REQUIRED TASK - Extract each line of the records below that contains the word "Высота".

MATERIAL TO PROCESS -
----

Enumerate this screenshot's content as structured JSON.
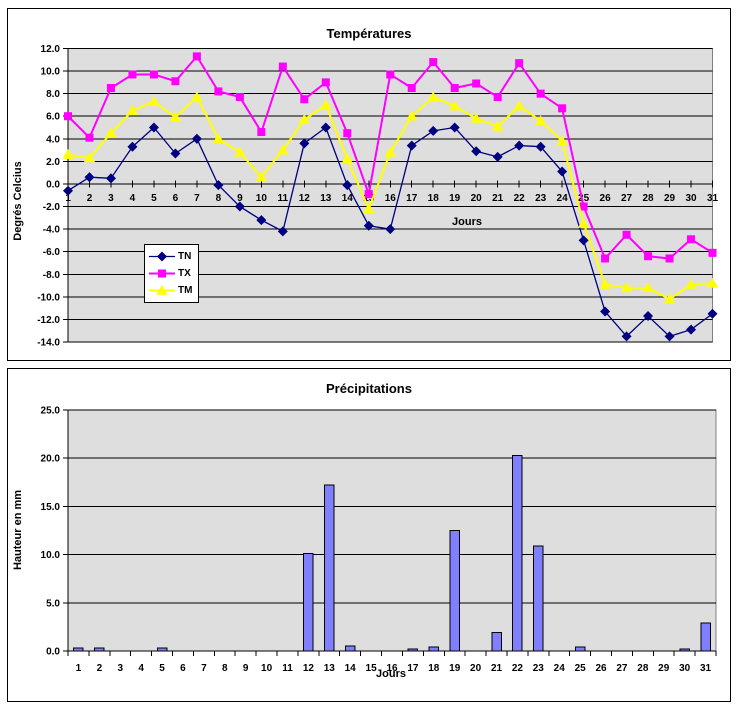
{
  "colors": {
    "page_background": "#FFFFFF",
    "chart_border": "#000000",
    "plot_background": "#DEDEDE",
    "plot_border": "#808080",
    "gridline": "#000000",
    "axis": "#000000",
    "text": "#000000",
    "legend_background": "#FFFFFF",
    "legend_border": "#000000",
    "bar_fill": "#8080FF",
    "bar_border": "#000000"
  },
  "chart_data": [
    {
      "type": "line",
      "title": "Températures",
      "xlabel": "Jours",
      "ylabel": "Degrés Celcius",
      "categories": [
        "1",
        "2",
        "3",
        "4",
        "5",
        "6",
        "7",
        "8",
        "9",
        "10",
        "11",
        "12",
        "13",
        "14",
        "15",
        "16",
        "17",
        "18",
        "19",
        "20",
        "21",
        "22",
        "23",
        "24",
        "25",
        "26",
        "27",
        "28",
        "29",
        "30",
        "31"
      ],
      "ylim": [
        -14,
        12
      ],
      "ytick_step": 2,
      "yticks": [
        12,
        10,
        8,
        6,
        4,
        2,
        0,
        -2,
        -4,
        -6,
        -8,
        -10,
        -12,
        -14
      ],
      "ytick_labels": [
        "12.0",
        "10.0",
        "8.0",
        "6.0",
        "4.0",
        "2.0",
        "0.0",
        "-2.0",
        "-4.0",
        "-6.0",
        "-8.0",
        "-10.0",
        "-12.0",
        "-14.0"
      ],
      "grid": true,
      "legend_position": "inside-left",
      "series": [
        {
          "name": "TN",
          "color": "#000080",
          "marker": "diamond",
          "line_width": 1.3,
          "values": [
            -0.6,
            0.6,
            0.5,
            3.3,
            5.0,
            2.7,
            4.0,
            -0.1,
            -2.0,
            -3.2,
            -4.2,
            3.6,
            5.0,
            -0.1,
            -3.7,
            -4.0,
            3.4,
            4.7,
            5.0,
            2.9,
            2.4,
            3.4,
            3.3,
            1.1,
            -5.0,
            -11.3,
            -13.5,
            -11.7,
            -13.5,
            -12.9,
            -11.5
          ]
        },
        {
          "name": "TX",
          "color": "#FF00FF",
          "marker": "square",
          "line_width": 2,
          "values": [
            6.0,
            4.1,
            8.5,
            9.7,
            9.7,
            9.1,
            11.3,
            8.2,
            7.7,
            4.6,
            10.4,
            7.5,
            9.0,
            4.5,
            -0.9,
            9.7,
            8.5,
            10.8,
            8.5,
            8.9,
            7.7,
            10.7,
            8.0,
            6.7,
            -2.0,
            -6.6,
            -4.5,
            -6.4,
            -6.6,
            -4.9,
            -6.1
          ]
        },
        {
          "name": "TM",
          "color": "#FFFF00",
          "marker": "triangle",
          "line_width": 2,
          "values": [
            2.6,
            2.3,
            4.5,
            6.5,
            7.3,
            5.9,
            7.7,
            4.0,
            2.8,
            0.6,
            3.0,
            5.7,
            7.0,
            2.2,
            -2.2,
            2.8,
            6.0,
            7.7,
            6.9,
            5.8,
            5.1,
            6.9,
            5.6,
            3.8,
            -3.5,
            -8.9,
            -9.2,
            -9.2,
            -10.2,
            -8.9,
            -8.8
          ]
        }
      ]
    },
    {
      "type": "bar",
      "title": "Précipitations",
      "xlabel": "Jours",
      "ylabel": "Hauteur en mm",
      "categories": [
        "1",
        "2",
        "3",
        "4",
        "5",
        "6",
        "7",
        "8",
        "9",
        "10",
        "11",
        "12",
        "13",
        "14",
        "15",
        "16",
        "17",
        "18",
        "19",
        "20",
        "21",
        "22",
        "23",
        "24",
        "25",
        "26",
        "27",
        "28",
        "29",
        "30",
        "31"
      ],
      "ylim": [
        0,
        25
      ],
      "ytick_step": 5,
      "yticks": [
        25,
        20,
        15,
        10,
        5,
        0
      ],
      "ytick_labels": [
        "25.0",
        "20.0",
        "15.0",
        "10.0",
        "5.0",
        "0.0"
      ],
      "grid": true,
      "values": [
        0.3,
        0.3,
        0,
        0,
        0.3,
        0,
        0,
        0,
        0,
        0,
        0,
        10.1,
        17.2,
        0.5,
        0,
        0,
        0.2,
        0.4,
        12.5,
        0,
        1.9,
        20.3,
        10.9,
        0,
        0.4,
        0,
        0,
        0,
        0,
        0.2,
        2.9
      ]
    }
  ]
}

----

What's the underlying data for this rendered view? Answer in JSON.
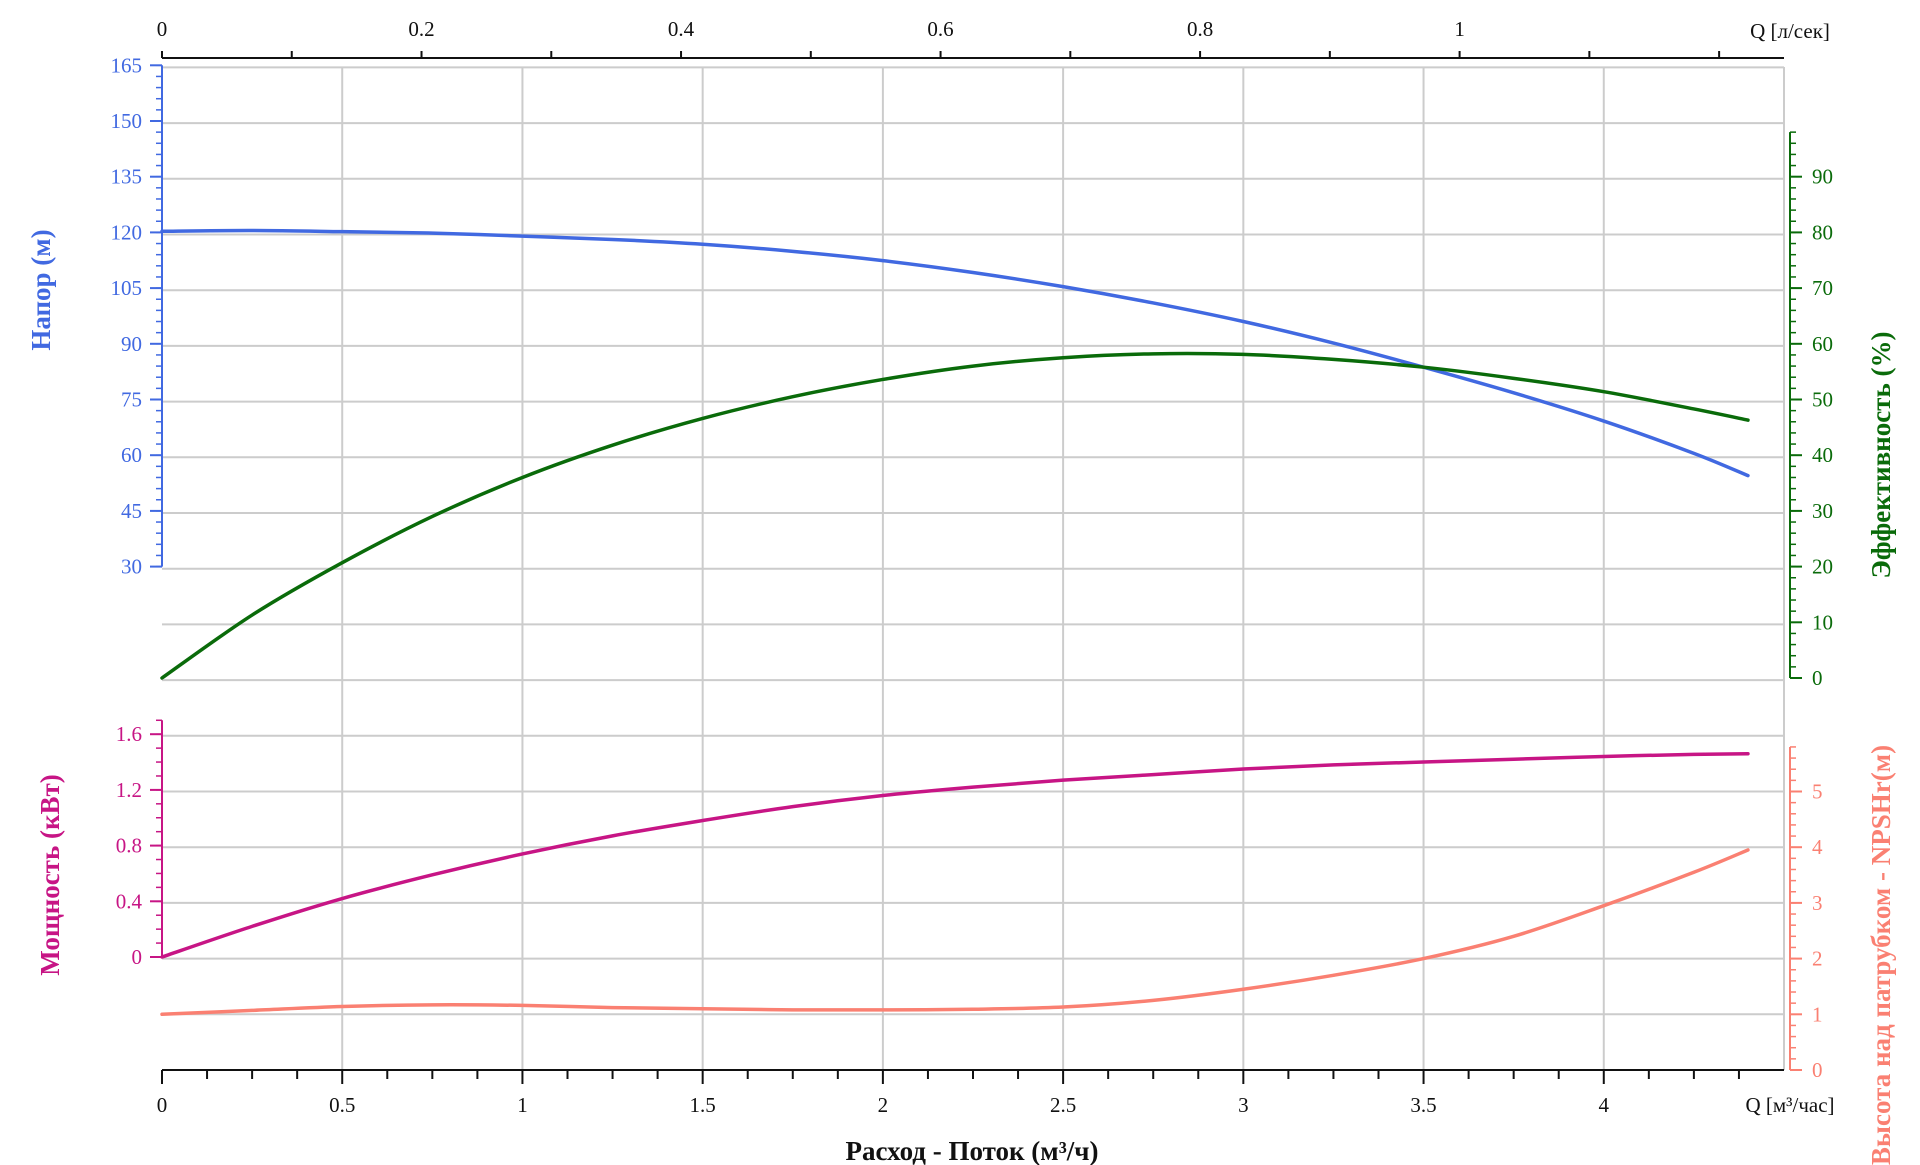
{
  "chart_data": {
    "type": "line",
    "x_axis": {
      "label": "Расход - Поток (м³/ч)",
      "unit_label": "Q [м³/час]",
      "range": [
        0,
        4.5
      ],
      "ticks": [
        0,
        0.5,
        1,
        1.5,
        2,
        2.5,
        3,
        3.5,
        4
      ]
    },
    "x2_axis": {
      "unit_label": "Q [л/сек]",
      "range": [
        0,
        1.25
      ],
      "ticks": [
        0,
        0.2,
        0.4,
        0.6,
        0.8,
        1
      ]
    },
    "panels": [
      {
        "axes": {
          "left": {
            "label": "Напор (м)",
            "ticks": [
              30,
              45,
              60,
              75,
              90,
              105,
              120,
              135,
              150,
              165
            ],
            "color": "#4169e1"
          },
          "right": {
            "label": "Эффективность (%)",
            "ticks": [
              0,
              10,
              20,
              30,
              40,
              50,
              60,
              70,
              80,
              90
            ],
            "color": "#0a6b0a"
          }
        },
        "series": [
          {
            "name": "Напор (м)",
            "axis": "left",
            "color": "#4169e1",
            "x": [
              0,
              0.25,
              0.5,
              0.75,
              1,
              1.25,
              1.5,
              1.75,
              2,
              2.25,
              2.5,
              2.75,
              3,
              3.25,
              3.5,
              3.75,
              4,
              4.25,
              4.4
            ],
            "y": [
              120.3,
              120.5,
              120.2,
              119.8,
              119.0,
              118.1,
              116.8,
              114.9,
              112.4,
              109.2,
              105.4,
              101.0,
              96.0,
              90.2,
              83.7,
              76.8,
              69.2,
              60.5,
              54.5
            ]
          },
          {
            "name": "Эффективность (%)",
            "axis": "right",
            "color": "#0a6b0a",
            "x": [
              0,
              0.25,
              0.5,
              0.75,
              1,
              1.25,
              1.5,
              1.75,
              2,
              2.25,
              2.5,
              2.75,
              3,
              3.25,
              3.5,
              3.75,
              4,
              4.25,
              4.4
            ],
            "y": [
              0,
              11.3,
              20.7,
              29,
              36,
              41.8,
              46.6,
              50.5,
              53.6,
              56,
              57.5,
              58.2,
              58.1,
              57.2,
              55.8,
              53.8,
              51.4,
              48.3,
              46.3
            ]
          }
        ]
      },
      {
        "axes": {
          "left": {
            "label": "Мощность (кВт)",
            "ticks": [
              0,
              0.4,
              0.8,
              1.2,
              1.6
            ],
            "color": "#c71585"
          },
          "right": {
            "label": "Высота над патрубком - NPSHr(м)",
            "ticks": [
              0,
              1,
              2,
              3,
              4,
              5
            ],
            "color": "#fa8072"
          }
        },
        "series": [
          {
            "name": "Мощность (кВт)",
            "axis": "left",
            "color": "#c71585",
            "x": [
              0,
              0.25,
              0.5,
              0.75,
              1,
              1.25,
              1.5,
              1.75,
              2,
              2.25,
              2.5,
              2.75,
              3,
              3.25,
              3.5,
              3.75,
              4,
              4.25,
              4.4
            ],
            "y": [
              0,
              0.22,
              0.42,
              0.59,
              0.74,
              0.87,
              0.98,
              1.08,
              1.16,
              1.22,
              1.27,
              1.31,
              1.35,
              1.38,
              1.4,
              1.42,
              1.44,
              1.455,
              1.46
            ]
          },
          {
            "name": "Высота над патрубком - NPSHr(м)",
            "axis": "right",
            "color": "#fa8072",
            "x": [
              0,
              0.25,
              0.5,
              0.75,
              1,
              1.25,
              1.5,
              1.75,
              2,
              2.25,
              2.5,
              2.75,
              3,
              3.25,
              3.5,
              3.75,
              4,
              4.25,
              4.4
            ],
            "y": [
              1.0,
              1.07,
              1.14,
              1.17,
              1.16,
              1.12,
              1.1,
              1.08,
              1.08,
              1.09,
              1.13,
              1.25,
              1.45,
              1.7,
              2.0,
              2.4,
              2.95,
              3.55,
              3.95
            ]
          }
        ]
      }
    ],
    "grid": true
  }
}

----

WRITTEN SOLUTION -
            "label": "Высота над патрубком - NPSHr(м)",
            "name": "Высота над патрубком - NPSHr(м)",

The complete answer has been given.